Brief » Pull out from the material below all lines with "gegenüber".

Data rows »
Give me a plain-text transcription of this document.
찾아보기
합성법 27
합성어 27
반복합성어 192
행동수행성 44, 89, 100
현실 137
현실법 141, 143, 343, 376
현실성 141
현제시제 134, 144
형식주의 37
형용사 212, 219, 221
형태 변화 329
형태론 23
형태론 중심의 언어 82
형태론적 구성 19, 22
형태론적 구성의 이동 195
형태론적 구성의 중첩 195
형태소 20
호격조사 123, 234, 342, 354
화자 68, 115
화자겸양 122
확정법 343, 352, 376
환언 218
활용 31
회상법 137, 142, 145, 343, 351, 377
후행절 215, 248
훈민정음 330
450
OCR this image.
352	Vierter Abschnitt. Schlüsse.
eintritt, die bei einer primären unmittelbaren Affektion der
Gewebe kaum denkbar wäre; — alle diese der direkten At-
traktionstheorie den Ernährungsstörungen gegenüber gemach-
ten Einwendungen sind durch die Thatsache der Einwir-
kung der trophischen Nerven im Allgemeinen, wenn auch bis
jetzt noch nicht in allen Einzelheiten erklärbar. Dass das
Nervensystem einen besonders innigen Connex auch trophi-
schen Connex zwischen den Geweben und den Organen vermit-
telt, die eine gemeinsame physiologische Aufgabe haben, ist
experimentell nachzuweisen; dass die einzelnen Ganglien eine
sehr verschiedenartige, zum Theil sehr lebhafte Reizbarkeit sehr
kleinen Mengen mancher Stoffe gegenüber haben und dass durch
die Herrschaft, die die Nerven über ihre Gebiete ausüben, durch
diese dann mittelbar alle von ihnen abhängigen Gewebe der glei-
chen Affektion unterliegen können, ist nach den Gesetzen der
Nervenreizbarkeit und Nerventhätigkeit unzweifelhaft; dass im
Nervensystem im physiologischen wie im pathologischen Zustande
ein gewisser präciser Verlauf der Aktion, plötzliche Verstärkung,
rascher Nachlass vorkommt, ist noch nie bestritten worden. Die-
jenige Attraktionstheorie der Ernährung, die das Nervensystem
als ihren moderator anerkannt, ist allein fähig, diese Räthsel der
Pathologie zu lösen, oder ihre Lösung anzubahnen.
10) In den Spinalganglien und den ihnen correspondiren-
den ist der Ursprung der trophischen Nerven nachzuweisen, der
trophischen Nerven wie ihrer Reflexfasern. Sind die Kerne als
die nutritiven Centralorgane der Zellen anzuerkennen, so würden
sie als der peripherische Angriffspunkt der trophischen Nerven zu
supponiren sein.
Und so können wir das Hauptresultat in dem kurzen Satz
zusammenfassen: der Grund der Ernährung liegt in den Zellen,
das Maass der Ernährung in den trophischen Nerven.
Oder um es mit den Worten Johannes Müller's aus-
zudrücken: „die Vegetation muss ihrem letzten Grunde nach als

Output for this exercise »
traktionstheorie den Ernährungsstörungen gegenüber gemach-
kleinen Mengen mancher Stoffe gegenüber haben und dass durch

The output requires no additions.